* What you are asked to do: Return every line below as is, leaving out the pictures.

------------

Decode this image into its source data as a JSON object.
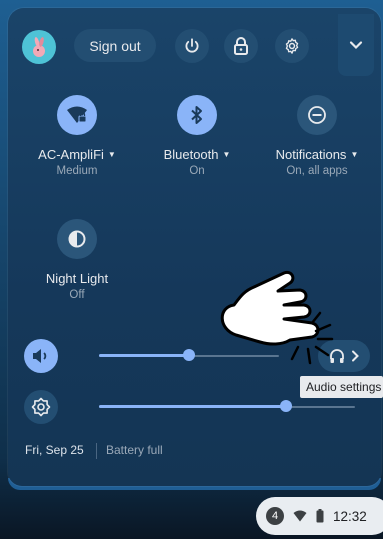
{
  "header": {
    "sign_out_label": "Sign out"
  },
  "features": [
    {
      "id": "network",
      "label": "AC-AmpliFi",
      "sub": "Medium",
      "state": "on",
      "icon": "wifi-locked-icon"
    },
    {
      "id": "bluetooth",
      "label": "Bluetooth",
      "sub": "On",
      "state": "on",
      "icon": "bluetooth-icon"
    },
    {
      "id": "notifications",
      "label": "Notifications",
      "sub": "On, all apps",
      "state": "off",
      "icon": "do-not-disturb-icon"
    },
    {
      "id": "night-light",
      "label": "Night Light",
      "sub": "Off",
      "state": "off",
      "icon": "night-light-icon"
    }
  ],
  "sliders": {
    "volume": {
      "value": 0.5,
      "icon": "volume-icon"
    },
    "brightness": {
      "value": 0.73,
      "icon": "brightness-icon"
    }
  },
  "audio_tooltip": "Audio settings",
  "footer": {
    "date": "Fri, Sep 25",
    "battery": "Battery full"
  },
  "shelf": {
    "notification_count": "4",
    "time": "12:32"
  },
  "colors": {
    "accent": "#8ab4f8",
    "panel": "#15385a"
  }
}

------------

* Task response:
Decode this image into its source data as a JSON object.
{
  "header": {
    "sign_out_label": "Sign out"
  },
  "features": [
    {
      "id": "network",
      "label": "AC-AmpliFi",
      "sub": "Medium",
      "state": "on",
      "icon": "wifi-locked-icon"
    },
    {
      "id": "bluetooth",
      "label": "Bluetooth",
      "sub": "On",
      "state": "on",
      "icon": "bluetooth-icon"
    },
    {
      "id": "notifications",
      "label": "Notifications",
      "sub": "On, all apps",
      "state": "off",
      "icon": "do-not-disturb-icon"
    },
    {
      "id": "night-light",
      "label": "Night Light",
      "sub": "Off",
      "state": "off",
      "icon": "night-light-icon"
    }
  ],
  "sliders": {
    "volume": {
      "value": 0.5,
      "icon": "volume-icon"
    },
    "brightness": {
      "value": 0.73,
      "icon": "brightness-icon"
    }
  },
  "audio_tooltip": "Audio settings",
  "footer": {
    "date": "Fri, Sep 25",
    "battery": "Battery full"
  },
  "shelf": {
    "notification_count": "4",
    "time": "12:32"
  },
  "colors": {
    "accent": "#8ab4f8",
    "panel": "#15385a"
  }
}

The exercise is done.